### GIVEN INSTRUCTION:
Work through the listing below and count the lines that hold "Борис". Answer with the number alone.

### Collected data:

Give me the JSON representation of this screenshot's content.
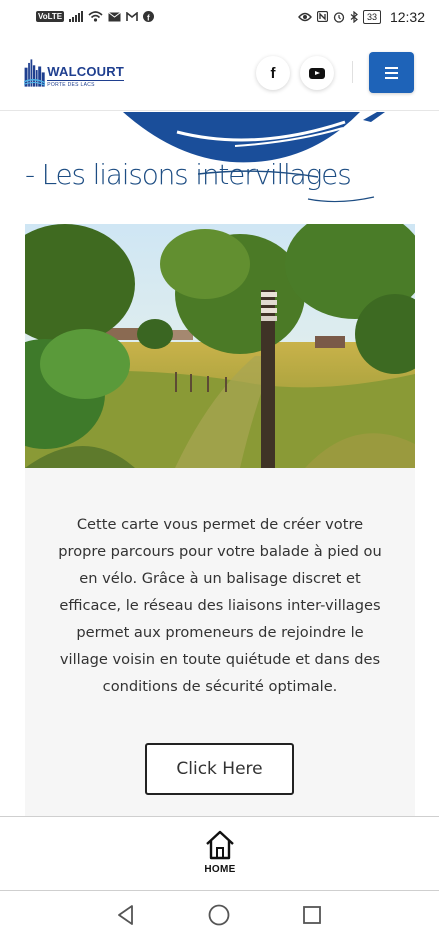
{
  "status_bar": {
    "left_icons": [
      "volte-icon",
      "signal-icon",
      "wifi-icon",
      "message-icon",
      "gmail-icon",
      "facebook-icon"
    ],
    "volte": "VoLTE",
    "right_icons": [
      "eye-icon",
      "nfc-icon",
      "alarm-icon",
      "bluetooth-icon",
      "battery-icon"
    ],
    "battery": "33",
    "time": "12:32"
  },
  "header": {
    "logo_name": "WALCOURT",
    "logo_tagline": "PORTE DES LACS",
    "social": [
      {
        "icon": "facebook-icon",
        "label": "f"
      },
      {
        "icon": "youtube-icon"
      }
    ],
    "menu_icon": "hamburger-menu-icon",
    "brand_color": "#1e63b8",
    "logo_color": "#1f3f8f"
  },
  "main": {
    "title": "- Les liaisons intervillages",
    "title_color": "#1d4d83",
    "photo_subject": "signpost-in-field",
    "body": "Cette carte vous permet de créer votre propre parcours pour votre balade à pied ou en vélo. Grâce à un balisage discret et efficace, le réseau des liaisons inter-villages permet aux promeneurs de rejoindre le village voisin en toute quiétude et dans des conditions de sécurité optimale.",
    "cta_label": "Click Here"
  },
  "bottom_bar": {
    "home_icon": "home-icon",
    "home_label": "HOME"
  },
  "android_nav": {
    "buttons": [
      "back-icon",
      "home-circle-icon",
      "recents-icon"
    ]
  }
}
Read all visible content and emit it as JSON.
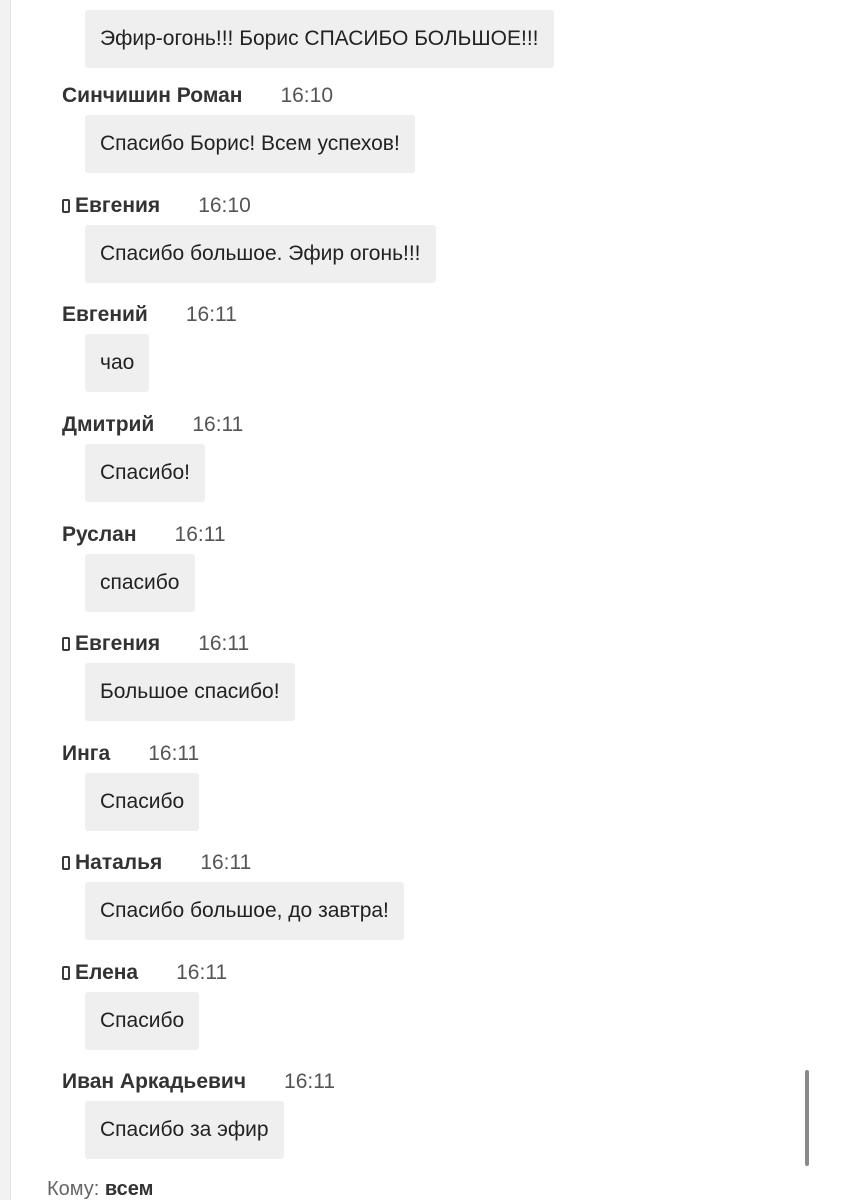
{
  "top_message": {
    "text": "Эфир-огонь!!! Борис СПАСИБО БОЛЬШОЕ!!!"
  },
  "messages": [
    {
      "sender": "Синчишин Роман",
      "time": "16:10",
      "text": "Спасибо Борис! Всем успехов!",
      "mobile": false
    },
    {
      "sender": "Евгения",
      "time": "16:10",
      "text": "Спасибо большое. Эфир огонь!!!",
      "mobile": true
    },
    {
      "sender": "Евгений",
      "time": "16:11",
      "text": "чао",
      "mobile": false
    },
    {
      "sender": "Дмитрий",
      "time": "16:11",
      "text": "Спасибо!",
      "mobile": false
    },
    {
      "sender": "Руслан",
      "time": "16:11",
      "text": "спасибо",
      "mobile": false
    },
    {
      "sender": "Евгения",
      "time": "16:11",
      "text": "Большое спасибо!",
      "mobile": true
    },
    {
      "sender": "Инга",
      "time": "16:11",
      "text": "Спасибо",
      "mobile": false
    },
    {
      "sender": "Наталья",
      "time": "16:11",
      "text": "Спасибо большое, до завтра!",
      "mobile": true
    },
    {
      "sender": "Елена",
      "time": "16:11",
      "text": "Спасибо",
      "mobile": true
    },
    {
      "sender": "Иван Аркадьевич",
      "time": "16:11",
      "text": "Спасибо за эфир",
      "mobile": false
    }
  ],
  "recipient": {
    "label": "Кому:",
    "value": "всем"
  }
}
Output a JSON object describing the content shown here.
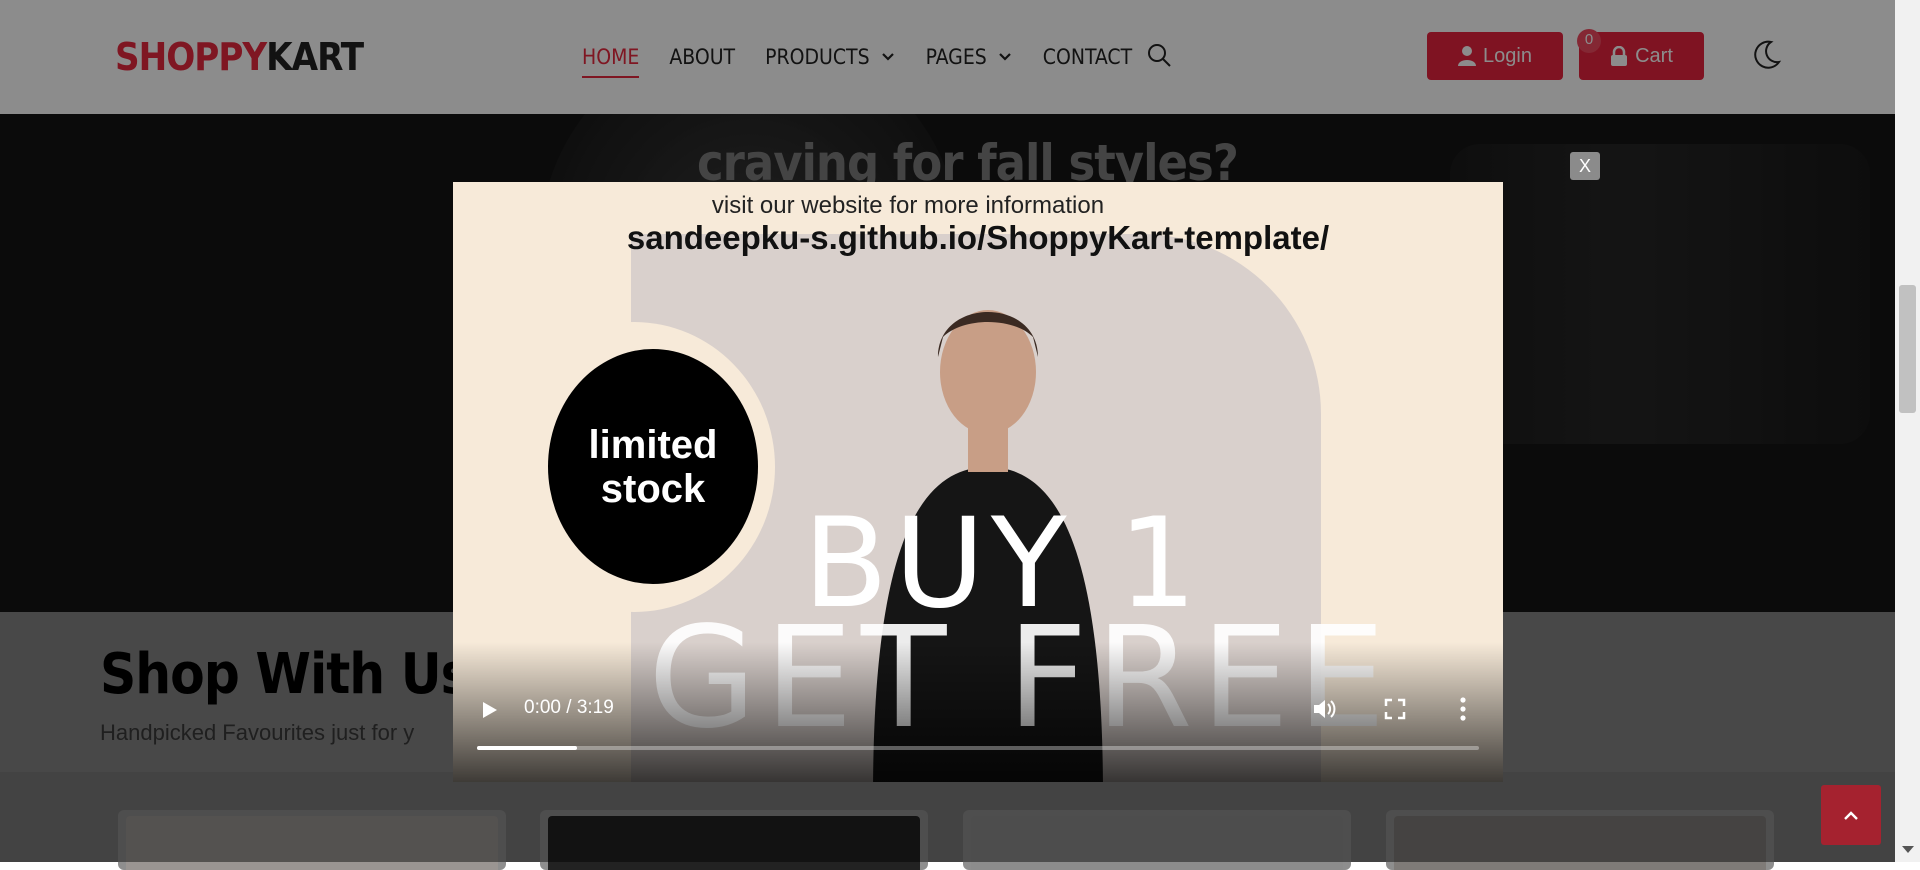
{
  "header": {
    "logo_part1": "SHOPPY",
    "logo_part2": "KART",
    "nav": [
      {
        "label": "HOME",
        "active": true
      },
      {
        "label": "ABOUT"
      },
      {
        "label": "PRODUCTS",
        "dropdown": true
      },
      {
        "label": "PAGES",
        "dropdown": true
      },
      {
        "label": "CONTACT"
      }
    ],
    "login_label": "Login",
    "cart_label": "Cart",
    "cart_count": "0",
    "accent_color": "#e8233e"
  },
  "hero": {
    "headline": "craving for fall styles?"
  },
  "shop": {
    "title": "Shop With Us",
    "subtitle": "Handpicked Favourites just for y"
  },
  "modal": {
    "close_label": "X",
    "video": {
      "line1": "visit our website for more information",
      "line2": "sandeepku-s.github.io/ShoppyKart-template/",
      "badge_line1": "limited",
      "badge_line2": "stock",
      "promo_line1": "BUY 1",
      "promo_line2": "GET FREE",
      "time": "0:00 / 3:19",
      "buffered_fraction": 0.1
    }
  }
}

### RESULT FOR THIS EXERCISE:
2